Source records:
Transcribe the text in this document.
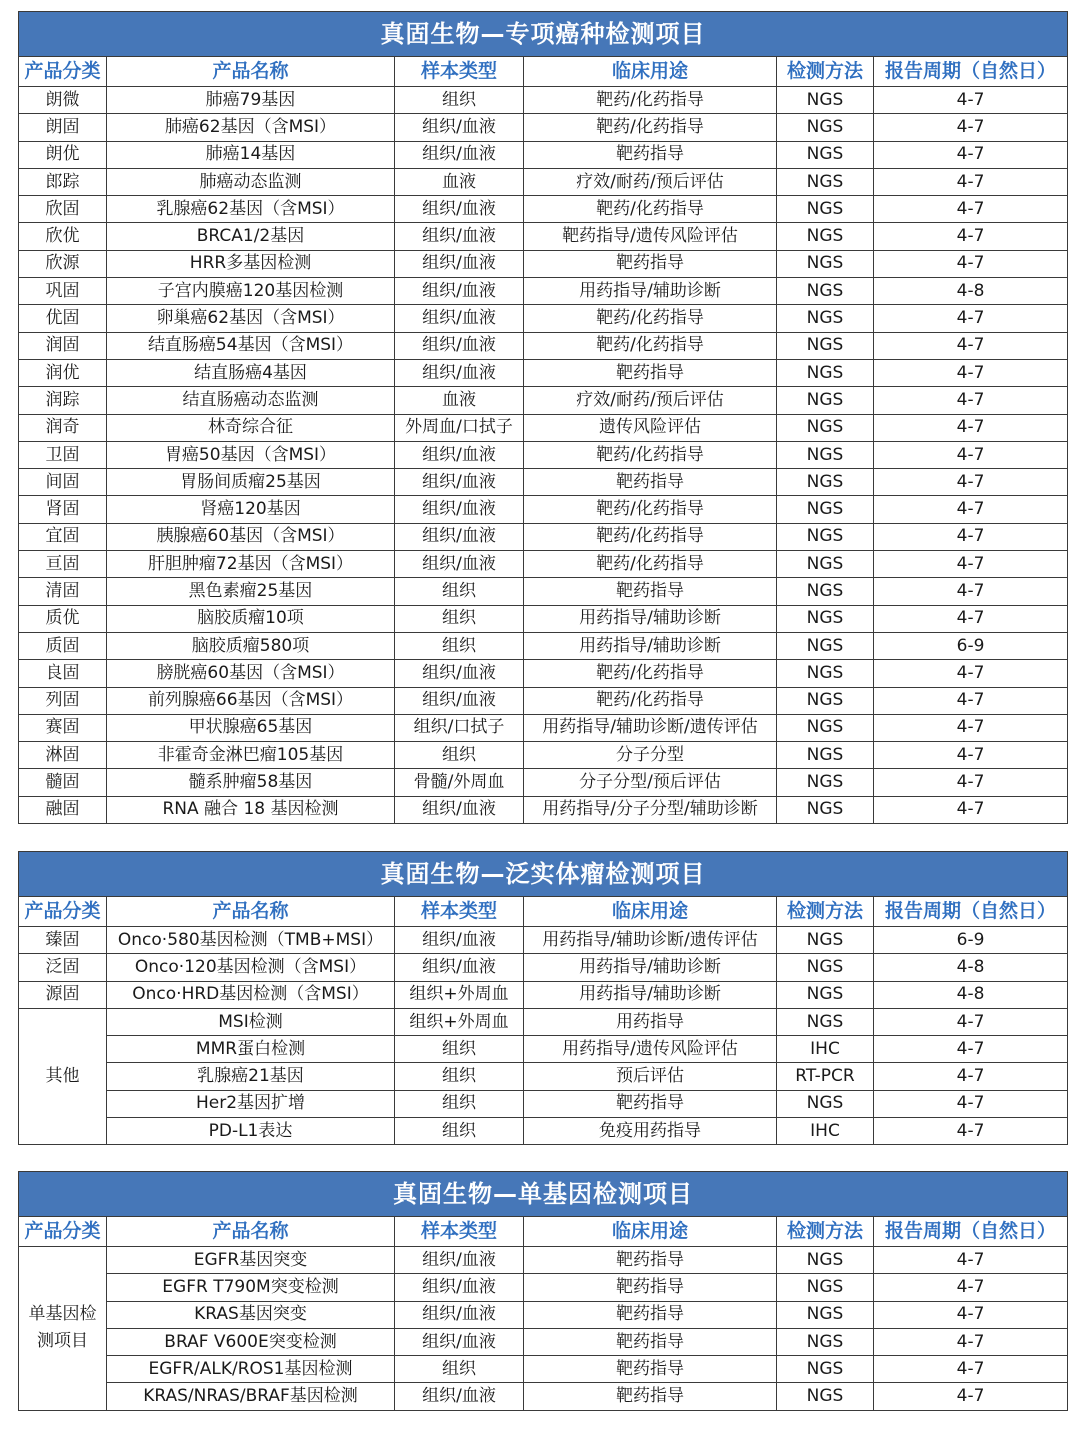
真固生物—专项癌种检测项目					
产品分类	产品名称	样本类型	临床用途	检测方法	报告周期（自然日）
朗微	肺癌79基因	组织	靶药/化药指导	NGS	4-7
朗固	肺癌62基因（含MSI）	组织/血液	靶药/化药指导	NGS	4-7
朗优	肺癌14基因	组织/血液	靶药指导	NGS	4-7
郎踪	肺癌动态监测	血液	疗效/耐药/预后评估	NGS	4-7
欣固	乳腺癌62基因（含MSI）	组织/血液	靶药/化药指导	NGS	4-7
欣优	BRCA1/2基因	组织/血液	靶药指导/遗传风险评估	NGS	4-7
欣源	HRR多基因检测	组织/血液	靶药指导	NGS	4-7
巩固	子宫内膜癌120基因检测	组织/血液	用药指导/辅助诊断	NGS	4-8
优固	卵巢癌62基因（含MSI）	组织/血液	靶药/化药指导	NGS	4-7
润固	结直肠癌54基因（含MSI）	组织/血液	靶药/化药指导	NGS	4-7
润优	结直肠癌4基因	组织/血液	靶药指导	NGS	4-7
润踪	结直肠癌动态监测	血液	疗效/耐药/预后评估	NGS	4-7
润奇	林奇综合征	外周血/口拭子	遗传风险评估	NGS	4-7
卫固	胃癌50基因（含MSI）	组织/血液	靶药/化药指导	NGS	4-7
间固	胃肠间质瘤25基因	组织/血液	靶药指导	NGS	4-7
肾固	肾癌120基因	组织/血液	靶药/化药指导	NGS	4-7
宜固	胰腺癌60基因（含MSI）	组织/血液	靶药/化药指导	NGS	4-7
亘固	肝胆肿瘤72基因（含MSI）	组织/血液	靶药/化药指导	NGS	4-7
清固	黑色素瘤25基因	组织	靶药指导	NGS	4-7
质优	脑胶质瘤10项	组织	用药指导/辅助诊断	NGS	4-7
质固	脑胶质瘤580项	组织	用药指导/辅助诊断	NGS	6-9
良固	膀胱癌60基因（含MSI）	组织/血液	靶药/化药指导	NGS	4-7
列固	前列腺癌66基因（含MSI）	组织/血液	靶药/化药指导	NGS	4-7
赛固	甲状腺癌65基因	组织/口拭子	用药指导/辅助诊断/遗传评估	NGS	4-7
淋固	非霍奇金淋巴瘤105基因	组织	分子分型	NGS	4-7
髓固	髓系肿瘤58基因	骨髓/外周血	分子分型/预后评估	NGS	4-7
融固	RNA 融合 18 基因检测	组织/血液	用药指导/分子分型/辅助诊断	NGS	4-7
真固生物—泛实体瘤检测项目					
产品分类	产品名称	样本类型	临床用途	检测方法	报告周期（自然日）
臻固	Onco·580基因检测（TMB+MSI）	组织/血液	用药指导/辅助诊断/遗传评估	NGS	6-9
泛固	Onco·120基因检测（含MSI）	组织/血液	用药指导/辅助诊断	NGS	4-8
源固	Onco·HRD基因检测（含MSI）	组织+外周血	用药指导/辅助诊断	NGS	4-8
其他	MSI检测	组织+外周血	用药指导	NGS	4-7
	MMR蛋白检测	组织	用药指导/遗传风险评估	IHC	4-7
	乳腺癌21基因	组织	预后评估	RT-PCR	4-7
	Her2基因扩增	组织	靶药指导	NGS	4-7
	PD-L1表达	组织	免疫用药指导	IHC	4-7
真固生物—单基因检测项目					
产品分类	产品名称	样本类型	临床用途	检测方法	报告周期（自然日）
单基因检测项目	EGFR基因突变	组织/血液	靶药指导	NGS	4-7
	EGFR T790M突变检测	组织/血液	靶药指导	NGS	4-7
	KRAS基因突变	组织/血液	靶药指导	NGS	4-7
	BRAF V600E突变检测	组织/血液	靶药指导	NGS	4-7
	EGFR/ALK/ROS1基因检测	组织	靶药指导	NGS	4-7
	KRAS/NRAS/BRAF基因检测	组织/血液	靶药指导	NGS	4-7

--

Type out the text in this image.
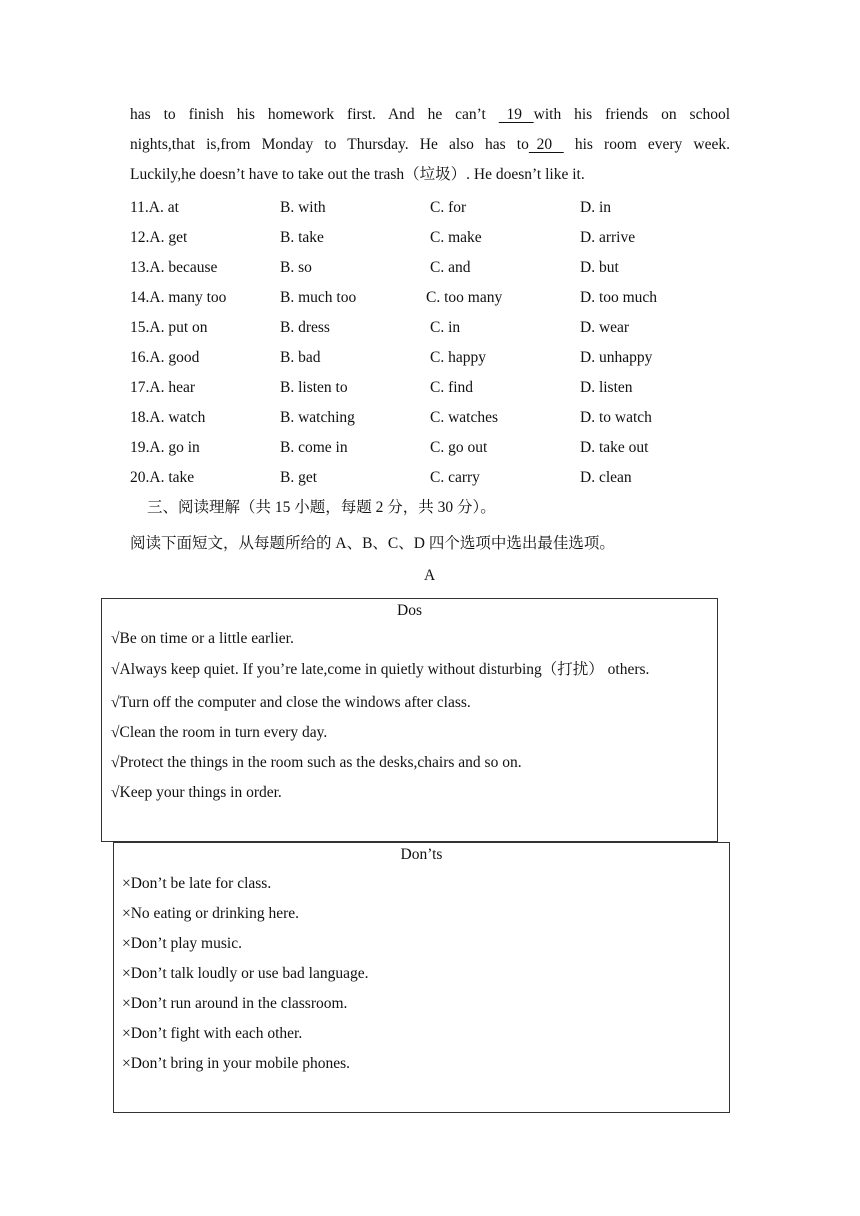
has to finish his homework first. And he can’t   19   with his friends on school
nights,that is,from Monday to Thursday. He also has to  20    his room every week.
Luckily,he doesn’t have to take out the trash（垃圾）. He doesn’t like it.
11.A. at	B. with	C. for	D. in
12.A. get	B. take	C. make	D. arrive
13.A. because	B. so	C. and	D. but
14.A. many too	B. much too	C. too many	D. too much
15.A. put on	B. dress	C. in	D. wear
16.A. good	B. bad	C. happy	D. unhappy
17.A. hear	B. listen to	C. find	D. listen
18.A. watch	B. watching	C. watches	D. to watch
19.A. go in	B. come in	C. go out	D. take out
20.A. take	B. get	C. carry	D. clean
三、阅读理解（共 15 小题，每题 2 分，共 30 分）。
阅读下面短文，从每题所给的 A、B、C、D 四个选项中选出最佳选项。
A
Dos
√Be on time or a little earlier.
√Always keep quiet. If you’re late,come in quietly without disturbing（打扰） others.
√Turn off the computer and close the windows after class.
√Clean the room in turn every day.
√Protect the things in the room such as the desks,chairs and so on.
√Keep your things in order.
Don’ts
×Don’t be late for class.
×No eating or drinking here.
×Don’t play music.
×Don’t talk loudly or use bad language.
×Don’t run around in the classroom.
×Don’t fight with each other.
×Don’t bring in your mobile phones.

...

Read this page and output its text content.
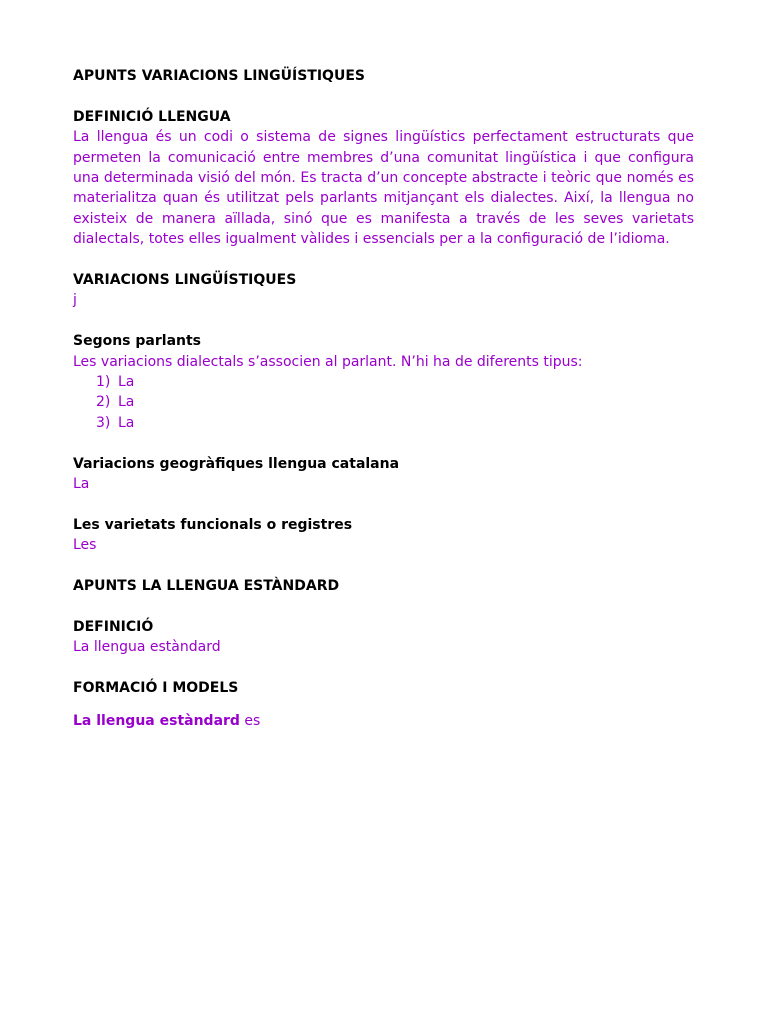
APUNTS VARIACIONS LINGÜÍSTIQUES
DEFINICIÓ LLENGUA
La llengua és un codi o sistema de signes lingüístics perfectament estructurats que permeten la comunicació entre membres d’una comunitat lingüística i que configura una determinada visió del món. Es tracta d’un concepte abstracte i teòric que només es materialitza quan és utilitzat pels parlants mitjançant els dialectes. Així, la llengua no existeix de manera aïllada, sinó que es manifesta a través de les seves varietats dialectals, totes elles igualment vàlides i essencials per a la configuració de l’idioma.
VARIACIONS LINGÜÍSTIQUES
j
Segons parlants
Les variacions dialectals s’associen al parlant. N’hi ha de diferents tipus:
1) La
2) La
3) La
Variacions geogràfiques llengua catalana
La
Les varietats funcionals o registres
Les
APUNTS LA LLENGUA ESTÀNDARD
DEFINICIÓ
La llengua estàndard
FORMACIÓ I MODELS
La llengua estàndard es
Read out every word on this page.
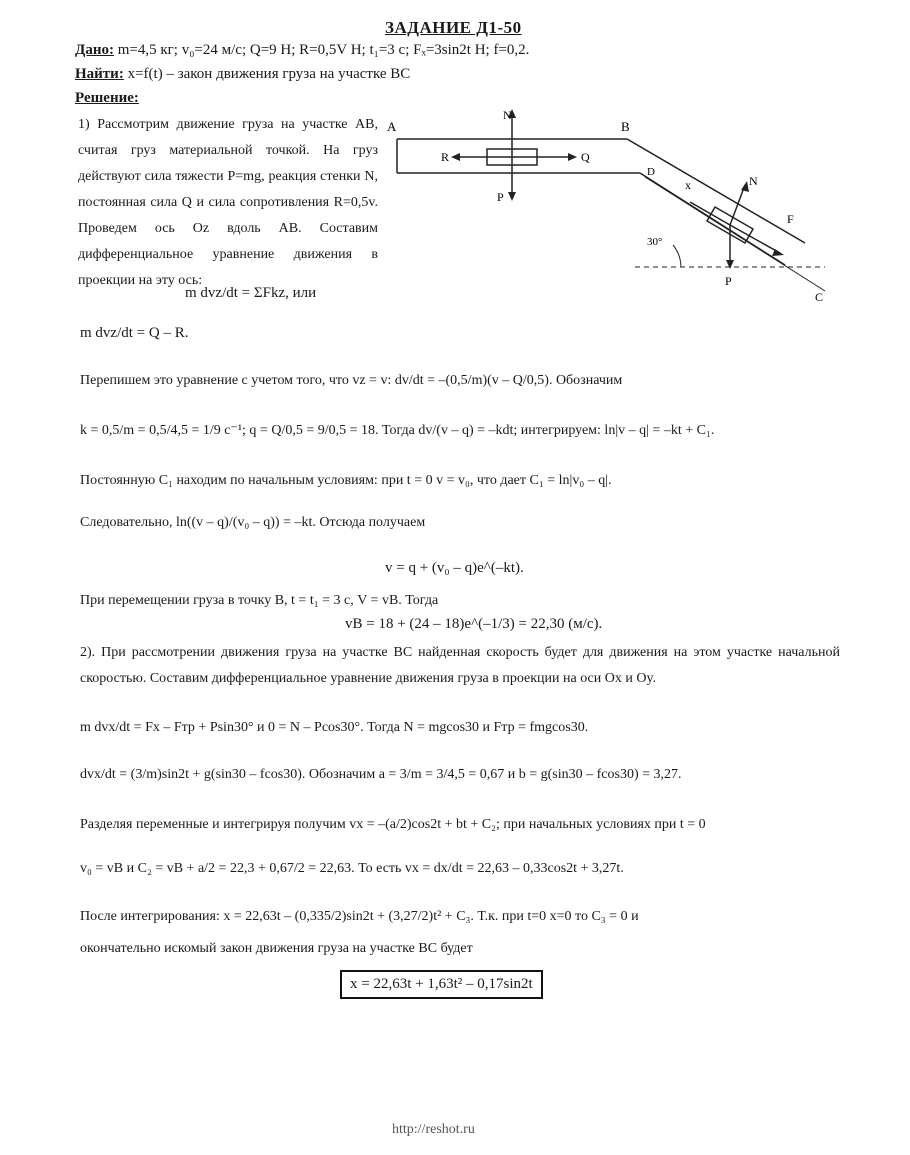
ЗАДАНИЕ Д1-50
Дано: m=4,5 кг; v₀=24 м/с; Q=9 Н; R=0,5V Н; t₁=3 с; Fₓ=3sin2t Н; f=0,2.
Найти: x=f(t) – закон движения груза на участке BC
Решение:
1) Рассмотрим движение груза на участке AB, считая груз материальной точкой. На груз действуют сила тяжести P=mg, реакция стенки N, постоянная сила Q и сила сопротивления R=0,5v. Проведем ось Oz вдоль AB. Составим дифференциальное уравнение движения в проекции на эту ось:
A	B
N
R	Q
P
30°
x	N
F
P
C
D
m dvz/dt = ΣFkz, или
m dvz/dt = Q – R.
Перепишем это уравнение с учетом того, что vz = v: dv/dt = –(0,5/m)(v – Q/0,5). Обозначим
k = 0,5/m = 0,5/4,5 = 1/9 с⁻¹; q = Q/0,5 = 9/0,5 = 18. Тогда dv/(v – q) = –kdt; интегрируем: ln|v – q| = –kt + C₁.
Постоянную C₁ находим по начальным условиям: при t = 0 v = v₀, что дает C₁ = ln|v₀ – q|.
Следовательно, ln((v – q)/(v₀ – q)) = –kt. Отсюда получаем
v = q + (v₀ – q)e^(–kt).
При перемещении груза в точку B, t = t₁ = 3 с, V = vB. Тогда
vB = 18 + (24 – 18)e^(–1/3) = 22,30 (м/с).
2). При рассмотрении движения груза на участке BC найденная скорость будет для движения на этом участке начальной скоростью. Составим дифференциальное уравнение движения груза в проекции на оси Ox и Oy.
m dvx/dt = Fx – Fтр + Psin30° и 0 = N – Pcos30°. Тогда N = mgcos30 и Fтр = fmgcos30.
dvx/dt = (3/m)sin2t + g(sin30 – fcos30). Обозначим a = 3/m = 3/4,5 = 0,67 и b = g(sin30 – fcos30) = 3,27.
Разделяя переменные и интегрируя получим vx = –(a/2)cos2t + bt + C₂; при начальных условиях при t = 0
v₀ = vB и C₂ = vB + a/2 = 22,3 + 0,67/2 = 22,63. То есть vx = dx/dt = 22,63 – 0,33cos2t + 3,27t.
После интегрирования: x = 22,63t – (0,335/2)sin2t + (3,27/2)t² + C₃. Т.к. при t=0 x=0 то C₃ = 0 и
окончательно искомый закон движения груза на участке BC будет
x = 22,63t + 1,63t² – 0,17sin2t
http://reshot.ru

What is being asked: Show every line in the entries where the string "уравнение" occurs.

Complete output:
1) Рассмотрим движение груза на участке AB, считая груз материальной точкой. На груз действуют сила тяжести P=mg, реакция стенки N, постоянная сила Q и сила сопротивления R=0,5v. Проведем ось Oz вдоль AB. Составим дифференциальное уравнение движения в проекции на эту ось:
Перепишем это уравнение с учетом того, что vz = v: dv/dt = –(0,5/m)(v – Q/0,5). Обозначим
2). При рассмотрении движения груза на участке BC найденная скорость будет для движения на этом участке начальной скоростью. Составим дифференциальное уравнение движения груза в проекции на оси Ox и Oy.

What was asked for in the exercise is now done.